▶ Requirements
Restate, word for word, every line of the data.
□ □ □ □ □ □ □
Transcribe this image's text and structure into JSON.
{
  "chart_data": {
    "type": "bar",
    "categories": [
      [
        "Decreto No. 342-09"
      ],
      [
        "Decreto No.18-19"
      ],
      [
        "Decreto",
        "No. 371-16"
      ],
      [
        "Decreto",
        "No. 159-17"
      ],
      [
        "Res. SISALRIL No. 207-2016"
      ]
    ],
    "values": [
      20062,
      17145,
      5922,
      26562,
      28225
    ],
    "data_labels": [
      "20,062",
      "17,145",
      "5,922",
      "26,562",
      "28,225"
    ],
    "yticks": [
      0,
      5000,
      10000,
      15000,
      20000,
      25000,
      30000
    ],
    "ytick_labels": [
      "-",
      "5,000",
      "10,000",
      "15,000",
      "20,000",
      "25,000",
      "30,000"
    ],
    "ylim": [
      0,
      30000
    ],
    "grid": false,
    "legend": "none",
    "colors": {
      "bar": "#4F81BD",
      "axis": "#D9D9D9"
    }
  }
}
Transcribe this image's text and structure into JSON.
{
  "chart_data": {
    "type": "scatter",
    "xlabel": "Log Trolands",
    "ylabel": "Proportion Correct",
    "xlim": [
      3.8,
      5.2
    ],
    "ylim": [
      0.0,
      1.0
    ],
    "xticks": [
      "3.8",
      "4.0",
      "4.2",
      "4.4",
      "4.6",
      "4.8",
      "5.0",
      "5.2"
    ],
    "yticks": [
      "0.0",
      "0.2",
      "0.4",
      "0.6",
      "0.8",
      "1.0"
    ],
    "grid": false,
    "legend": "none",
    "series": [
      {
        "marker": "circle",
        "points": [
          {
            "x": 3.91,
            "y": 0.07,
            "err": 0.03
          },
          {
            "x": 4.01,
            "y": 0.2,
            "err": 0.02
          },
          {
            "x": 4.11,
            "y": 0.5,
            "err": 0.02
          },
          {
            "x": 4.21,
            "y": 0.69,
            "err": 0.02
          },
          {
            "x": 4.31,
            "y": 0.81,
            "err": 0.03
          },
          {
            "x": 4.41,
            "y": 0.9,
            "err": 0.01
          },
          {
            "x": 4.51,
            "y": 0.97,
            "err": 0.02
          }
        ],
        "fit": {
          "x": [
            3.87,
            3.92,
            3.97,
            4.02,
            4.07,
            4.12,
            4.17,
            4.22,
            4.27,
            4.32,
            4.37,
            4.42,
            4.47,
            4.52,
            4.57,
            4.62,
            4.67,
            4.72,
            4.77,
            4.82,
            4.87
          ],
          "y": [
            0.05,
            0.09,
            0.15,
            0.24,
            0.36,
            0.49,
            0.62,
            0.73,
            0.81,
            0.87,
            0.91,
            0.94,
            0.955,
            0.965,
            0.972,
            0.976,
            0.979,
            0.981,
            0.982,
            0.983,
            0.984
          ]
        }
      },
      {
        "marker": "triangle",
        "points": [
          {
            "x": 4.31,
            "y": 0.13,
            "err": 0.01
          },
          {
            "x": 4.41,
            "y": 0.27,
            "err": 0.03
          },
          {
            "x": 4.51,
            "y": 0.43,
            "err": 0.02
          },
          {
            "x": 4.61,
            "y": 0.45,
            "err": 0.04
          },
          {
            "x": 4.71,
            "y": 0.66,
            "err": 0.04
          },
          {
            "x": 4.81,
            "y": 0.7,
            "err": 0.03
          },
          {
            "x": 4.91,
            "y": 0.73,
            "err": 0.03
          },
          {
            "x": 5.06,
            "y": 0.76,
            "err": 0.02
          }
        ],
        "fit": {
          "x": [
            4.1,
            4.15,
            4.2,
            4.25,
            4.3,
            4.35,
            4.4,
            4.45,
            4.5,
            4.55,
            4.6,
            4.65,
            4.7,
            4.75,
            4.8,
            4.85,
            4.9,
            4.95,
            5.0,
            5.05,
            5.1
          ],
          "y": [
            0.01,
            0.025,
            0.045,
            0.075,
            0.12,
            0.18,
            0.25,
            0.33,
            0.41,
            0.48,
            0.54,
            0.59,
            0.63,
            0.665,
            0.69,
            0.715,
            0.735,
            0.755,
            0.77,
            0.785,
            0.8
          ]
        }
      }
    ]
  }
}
□ □ □ □ □ □ □
▶ The solution
Transcribe this image's text and structure into JSON.
{
  "chart_data": {
    "type": "bar",
    "categories": [
      [
        "Decreto No. 342-09"
      ],
      [
        "Decreto No.18-19"
      ],
      [
        "Decreto",
        "No. 371-16"
      ],
      [
        "Decreto",
        "No. 159-17"
      ],
      [
        "Res. SISALRIL No. 207-2016"
      ]
    ],
    "values": [
      20062,
      17145,
      5922,
      26562,
      28225
    ],
    "data_labels": [
      "20,062",
      "17,145",
      "5,922",
      "26,562",
      "28,225"
    ],
    "yticks": [
      0,
      5000,
      10000,
      15000,
      20000,
      25000,
      30000
    ],
    "ytick_labels": [
      "-",
      "5,000",
      "10,000",
      "15,000",
      "20,000",
      "25,000",
      "30,000"
    ],
    "ylim": [
      0,
      30000
    ],
    "grid": false,
    "legend": "none",
    "colors": {
      "bar": "#4F81BD",
      "axis": "#D9D9D9"
    }
  }
}
Transcribe this image's text and structure into JSON.
{
  "chart_data": {
    "type": "scatter",
    "xlabel": "Log Trolands",
    "ylabel": "Proportion Correct",
    "xlim": [
      3.8,
      5.2
    ],
    "ylim": [
      0.0,
      1.0
    ],
    "xticks": [
      "3.8",
      "4.0",
      "4.2",
      "4.4",
      "4.6",
      "4.8",
      "5.0",
      "5.2"
    ],
    "yticks": [
      "0.0",
      "0.2",
      "0.4",
      "0.6",
      "0.8",
      "1.0"
    ],
    "grid": false,
    "legend": "none",
    "series": [
      {
        "marker": "circle",
        "points": [
          {
            "x": 3.91,
            "y": 0.07,
            "err": 0.03
          },
          {
            "x": 4.01,
            "y": 0.2,
            "err": 0.02
          },
          {
            "x": 4.11,
            "y": 0.5,
            "err": 0.02
          },
          {
            "x": 4.21,
            "y": 0.69,
            "err": 0.02
          },
          {
            "x": 4.31,
            "y": 0.81,
            "err": 0.03
          },
          {
            "x": 4.41,
            "y": 0.9,
            "err": 0.01
          },
          {
            "x": 4.51,
            "y": 0.97,
            "err": 0.02
          }
        ],
        "fit": {
          "x": [
            3.87,
            3.92,
            3.97,
            4.02,
            4.07,
            4.12,
            4.17,
            4.22,
            4.27,
            4.32,
            4.37,
            4.42,
            4.47,
            4.52,
            4.57,
            4.62,
            4.67,
            4.72,
            4.77,
            4.82,
            4.87
          ],
          "y": [
            0.05,
            0.09,
            0.15,
            0.24,
            0.36,
            0.49,
            0.62,
            0.73,
            0.81,
            0.87,
            0.91,
            0.94,
            0.955,
            0.965,
            0.972,
            0.976,
            0.979,
            0.981,
            0.982,
            0.983,
            0.984
          ]
        }
      },
      {
        "marker": "triangle",
        "points": [
          {
            "x": 4.31,
            "y": 0.13,
            "err": 0.01
          },
          {
            "x": 4.41,
            "y": 0.27,
            "err": 0.03
          },
          {
            "x": 4.51,
            "y": 0.43,
            "err": 0.02
          },
          {
            "x": 4.61,
            "y": 0.45,
            "err": 0.04
          },
          {
            "x": 4.71,
            "y": 0.66,
            "err": 0.04
          },
          {
            "x": 4.81,
            "y": 0.7,
            "err": 0.03
          },
          {
            "x": 4.91,
            "y": 0.73,
            "err": 0.03
          },
          {
            "x": 5.06,
            "y": 0.76,
            "err": 0.02
          }
        ],
        "fit": {
          "x": [
            4.1,
            4.15,
            4.2,
            4.25,
            4.3,
            4.35,
            4.4,
            4.45,
            4.5,
            4.55,
            4.6,
            4.65,
            4.7,
            4.75,
            4.8,
            4.85,
            4.9,
            4.95,
            5.0,
            5.05,
            5.1
          ],
          "y": [
            0.01,
            0.025,
            0.045,
            0.075,
            0.12,
            0.18,
            0.25,
            0.33,
            0.41,
            0.48,
            0.54,
            0.59,
            0.63,
            0.665,
            0.69,
            0.715,
            0.735,
            0.755,
            0.77,
            0.785,
            0.8
          ]
        }
      }
    ]
  }
}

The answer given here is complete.